## Exercise prompt
Extract all of the entries and set them down verbatim.

## Exercise materials
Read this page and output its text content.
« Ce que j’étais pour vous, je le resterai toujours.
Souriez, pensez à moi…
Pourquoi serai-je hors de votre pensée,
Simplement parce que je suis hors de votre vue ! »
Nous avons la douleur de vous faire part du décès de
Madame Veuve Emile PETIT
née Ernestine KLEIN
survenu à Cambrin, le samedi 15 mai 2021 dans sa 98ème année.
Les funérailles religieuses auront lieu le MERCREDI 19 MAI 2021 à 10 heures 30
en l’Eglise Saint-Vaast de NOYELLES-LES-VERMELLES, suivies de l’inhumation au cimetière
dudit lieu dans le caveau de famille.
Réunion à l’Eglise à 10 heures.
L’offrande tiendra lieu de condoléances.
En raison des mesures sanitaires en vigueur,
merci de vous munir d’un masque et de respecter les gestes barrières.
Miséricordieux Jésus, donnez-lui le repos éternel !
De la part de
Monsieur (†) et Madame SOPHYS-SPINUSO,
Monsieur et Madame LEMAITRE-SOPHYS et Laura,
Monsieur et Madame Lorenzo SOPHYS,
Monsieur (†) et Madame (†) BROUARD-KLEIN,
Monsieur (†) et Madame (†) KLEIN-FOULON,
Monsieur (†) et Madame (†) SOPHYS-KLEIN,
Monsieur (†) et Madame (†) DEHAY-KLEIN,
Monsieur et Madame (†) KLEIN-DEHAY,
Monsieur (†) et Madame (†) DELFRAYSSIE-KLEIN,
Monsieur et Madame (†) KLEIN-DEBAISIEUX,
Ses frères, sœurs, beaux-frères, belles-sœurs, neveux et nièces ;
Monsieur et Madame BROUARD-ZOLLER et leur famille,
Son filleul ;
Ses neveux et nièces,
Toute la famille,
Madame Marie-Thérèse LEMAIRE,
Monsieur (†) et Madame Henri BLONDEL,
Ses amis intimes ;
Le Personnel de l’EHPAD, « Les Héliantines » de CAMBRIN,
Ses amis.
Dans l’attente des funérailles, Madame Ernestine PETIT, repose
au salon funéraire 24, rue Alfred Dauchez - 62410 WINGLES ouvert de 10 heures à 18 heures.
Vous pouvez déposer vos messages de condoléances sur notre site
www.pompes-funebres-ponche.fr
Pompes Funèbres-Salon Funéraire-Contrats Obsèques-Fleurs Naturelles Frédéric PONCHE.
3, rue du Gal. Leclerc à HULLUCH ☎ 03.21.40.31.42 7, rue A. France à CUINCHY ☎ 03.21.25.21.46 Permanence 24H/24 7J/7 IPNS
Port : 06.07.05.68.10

## The result
Read this page and output its text content.
« Ce que j’étais pour vous, je le resterai toujours.
Souriez, pensez à moi…
Pourquoi serai-je hors de votre pensée,
Simplement parce que je suis hors de votre vue ! »
Nous avons la douleur de vous faire part du décès de
Madame Veuve Emile PETIT
née Ernestine KLEIN
survenu à Cambrin, le samedi 15 mai 2021 dans sa 98ème année.
Les funérailles religieuses auront lieu le MERCREDI 19 MAI 2021 à 10 heures 30
en l’Eglise Saint-Vaast de NOYELLES-LES-VERMELLES, suivies de l’inhumation au cimetière
dudit lieu dans le caveau de famille.
Réunion à l’Eglise à 10 heures.
L’offrande tiendra lieu de condoléances.
En raison des mesures sanitaires en vigueur,
merci de vous munir d’un masque et de respecter les gestes barrières.
Miséricordieux Jésus, donnez-lui le repos éternel !
De la part de
Monsieur (†) et Madame SOPHYS-SPINUSO,
Monsieur et Madame LEMAITRE-SOPHYS et Laura,
Monsieur et Madame Lorenzo SOPHYS,
Monsieur (†) et Madame (†) BROUARD-KLEIN,
Monsieur (†) et Madame (†) KLEIN-FOULON,
Monsieur (†) et Madame (†) SOPHYS-KLEIN,
Monsieur (†) et Madame (†) DEHAY-KLEIN,
Monsieur et Madame (†) KLEIN-DEHAY,
Monsieur (†) et Madame (†) DELFRAYSSIE-KLEIN,
Monsieur et Madame (†) KLEIN-DEBAISIEUX,
Ses frères, sœurs, beaux-frères, belles-sœurs, neveux et nièces ;
Monsieur et Madame BROUARD-ZOLLER et leur famille,
Son filleul ;
Ses neveux et nièces,
Toute la famille,
Madame Marie-Thérèse LEMAIRE,
Monsieur (†) et Madame Henri BLONDEL,
Ses amis intimes ;
Le Personnel de l’EHPAD, « Les Héliantines » de CAMBRIN,
Ses amis.
Dans l’attente des funérailles, Madame Ernestine PETIT, repose
au salon funéraire 24, rue Alfred Dauchez - 62410 WINGLES ouvert de 10 heures à 18 heures.
Vous pouvez déposer vos messages de condoléances sur notre site
www.pompes-funebres-ponche.fr
Pompes Funèbres-Salon Funéraire-Contrats Obsèques-Fleurs Naturelles Frédéric PONCHE.
3, rue du Gal. Leclerc à HULLUCH ☎ 03.21.40.31.42 7, rue A. France à CUINCHY ☎ 03.21.25.21.46 Permanence 24H/24 7J/7 IPNS
Port : 06.07.05.68.10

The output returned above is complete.